(Oleh:
M.H. Fadhlullah)
Perjamuan Allah Swt
Allah Swt berfirman: Hai orang-orang yang beriman diwajibkan atas
kamu berpuasa sebagaimana diwajibkan atas orang-orang sebelum kamu agar kamu
bertakwa.(al-Baqarah: 183) Ketika menyambut bulan penuh berkah ini, kita
harus mempersiapkan diri secara spiritual. Itu agar kita merasa—sebagaimana
disebutkan dalam khutbah Nabi saww—bahwa kita sedang berada dalam perperjamuan
Allah Swt. Ya, kita harus mencari keuntungan dari perjamuan ini yang berupa
ampunan, keridhaan, rahmat, kasih sayang, dan rezeki dari Allah Swt, yang pada
gilirannya menjadikan manusia beserta akal, hati, jiwa, dan hidupnya, dekat
dengan Tuhannya.

(Kerjakan ini) Lanjutkan teks tentang perjamuan Allah Swt dan kewajiban berpuasa, dimulai tepat setelah kalimat terakhirnya.

(Data yang disediakan)
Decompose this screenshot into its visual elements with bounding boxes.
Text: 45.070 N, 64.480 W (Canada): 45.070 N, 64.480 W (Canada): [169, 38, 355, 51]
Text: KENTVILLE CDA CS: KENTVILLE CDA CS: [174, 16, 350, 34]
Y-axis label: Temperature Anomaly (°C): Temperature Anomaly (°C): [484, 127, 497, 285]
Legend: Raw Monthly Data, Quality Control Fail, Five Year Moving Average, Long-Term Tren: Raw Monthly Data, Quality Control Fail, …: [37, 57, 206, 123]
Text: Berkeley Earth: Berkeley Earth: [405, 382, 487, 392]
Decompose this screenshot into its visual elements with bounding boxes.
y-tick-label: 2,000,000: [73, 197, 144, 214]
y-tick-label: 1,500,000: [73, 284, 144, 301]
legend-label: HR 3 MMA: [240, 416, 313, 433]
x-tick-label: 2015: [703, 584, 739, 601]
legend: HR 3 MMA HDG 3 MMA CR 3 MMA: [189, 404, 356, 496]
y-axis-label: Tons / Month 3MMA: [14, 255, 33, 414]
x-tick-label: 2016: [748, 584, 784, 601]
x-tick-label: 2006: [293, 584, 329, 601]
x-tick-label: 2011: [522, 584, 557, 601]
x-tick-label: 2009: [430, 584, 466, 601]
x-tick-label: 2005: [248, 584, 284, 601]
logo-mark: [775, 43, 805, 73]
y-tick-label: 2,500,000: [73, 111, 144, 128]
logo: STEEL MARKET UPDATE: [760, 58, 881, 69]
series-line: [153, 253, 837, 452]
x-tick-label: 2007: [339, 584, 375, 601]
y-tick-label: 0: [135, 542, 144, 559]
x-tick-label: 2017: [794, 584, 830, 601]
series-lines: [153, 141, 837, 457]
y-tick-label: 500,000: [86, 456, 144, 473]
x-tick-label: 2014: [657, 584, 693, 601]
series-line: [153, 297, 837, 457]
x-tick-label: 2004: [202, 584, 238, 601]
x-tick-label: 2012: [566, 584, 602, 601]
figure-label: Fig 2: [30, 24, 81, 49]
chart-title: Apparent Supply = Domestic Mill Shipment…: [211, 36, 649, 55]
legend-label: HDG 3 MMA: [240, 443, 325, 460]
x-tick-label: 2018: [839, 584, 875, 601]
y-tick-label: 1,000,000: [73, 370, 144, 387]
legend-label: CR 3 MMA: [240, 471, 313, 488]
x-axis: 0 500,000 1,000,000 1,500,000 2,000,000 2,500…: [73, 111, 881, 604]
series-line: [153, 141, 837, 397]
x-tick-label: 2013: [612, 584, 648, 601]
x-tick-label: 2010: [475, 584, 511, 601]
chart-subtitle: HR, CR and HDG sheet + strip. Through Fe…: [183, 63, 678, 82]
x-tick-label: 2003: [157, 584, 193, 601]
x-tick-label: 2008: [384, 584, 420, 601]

...

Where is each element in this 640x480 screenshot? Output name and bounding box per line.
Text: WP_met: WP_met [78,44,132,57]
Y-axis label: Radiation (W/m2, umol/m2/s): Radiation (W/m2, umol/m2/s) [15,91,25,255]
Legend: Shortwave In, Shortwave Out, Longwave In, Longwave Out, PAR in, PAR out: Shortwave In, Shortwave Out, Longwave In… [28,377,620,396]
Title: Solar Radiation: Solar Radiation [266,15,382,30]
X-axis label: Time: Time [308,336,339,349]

--

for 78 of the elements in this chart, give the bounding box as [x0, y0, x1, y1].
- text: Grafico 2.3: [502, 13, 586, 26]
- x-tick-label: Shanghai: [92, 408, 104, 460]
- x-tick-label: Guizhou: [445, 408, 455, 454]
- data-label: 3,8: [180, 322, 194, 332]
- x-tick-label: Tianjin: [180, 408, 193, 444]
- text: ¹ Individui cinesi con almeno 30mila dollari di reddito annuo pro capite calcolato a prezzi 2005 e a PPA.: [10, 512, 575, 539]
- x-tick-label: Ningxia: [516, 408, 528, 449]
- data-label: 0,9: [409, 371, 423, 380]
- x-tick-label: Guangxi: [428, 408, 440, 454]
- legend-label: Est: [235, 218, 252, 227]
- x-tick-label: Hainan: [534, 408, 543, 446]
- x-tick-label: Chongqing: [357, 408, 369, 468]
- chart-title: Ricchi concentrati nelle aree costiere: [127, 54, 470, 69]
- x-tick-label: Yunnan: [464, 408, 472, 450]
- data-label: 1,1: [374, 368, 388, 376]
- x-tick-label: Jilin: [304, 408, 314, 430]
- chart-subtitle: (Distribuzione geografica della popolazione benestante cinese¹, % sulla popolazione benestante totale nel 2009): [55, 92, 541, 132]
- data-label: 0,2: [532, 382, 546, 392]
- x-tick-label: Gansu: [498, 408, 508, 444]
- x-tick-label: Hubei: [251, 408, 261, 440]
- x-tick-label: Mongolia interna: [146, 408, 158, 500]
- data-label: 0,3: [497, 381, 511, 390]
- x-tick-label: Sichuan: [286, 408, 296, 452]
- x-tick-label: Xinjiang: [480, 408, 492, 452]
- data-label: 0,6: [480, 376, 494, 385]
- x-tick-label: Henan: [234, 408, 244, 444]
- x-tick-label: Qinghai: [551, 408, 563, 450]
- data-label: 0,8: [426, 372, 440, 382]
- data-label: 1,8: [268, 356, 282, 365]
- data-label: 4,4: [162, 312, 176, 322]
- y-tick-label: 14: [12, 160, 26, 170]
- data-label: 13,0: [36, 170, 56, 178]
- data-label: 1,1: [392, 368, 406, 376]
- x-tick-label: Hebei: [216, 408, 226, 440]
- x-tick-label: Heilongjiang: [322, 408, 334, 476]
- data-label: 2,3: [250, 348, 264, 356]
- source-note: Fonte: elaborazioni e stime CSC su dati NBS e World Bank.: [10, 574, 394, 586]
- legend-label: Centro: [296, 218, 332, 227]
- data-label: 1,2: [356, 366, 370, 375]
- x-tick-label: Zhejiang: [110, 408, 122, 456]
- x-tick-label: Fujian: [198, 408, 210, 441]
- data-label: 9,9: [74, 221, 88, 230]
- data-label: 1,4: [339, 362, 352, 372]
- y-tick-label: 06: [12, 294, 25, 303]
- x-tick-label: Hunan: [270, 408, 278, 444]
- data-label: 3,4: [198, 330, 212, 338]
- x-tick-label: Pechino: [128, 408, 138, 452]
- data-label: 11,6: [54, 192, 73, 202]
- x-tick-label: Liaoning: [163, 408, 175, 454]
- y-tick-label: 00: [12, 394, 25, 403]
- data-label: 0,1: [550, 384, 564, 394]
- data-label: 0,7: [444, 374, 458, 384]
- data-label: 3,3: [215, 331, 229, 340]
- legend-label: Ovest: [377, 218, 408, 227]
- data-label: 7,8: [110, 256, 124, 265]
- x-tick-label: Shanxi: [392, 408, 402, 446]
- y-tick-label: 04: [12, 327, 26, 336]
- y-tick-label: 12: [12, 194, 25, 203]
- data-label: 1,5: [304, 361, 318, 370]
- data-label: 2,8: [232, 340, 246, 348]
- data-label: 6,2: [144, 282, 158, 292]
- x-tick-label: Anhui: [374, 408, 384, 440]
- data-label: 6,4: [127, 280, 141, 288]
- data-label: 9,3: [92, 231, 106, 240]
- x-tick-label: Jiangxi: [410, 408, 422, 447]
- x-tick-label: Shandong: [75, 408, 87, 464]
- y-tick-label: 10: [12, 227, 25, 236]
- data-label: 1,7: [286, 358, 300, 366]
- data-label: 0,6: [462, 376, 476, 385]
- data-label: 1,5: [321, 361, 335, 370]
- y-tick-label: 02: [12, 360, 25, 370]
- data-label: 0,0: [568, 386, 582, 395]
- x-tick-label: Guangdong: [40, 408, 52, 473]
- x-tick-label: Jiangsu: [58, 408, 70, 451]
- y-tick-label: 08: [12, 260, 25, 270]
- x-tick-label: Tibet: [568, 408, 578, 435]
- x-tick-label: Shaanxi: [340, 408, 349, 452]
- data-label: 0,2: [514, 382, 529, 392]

(Jawaban tugas)
Kita sangat membutuhkan kedekatan
dengan Allah Swt. Sebab ketika memikirkan keberadaan diri, kita menyadari bahwa
Dia-lah yang telah menganugrahkannya kepada kita: Adakah sesuatu pencipta selain Allah yang dapat memberikan rezeki
kepada kamu dari langit dan bumi?(al-Fathîr: 3) Dan pabila kita hendak
memikirkan seluruh gerakan kita dalam hidup, kita tahu bahwa semua itu berasal
dari nikmat Allah Swt. Dan apa saja
nikmat yang ada pada kamu, maka dari Allah-lah (datangnya).(al-Nahl: 53) Dan jika kamu menghitung-hitung nikmat
Allah, niscaya kamu tak dapat menentukan jumlahnya.(al-Nahl: 18)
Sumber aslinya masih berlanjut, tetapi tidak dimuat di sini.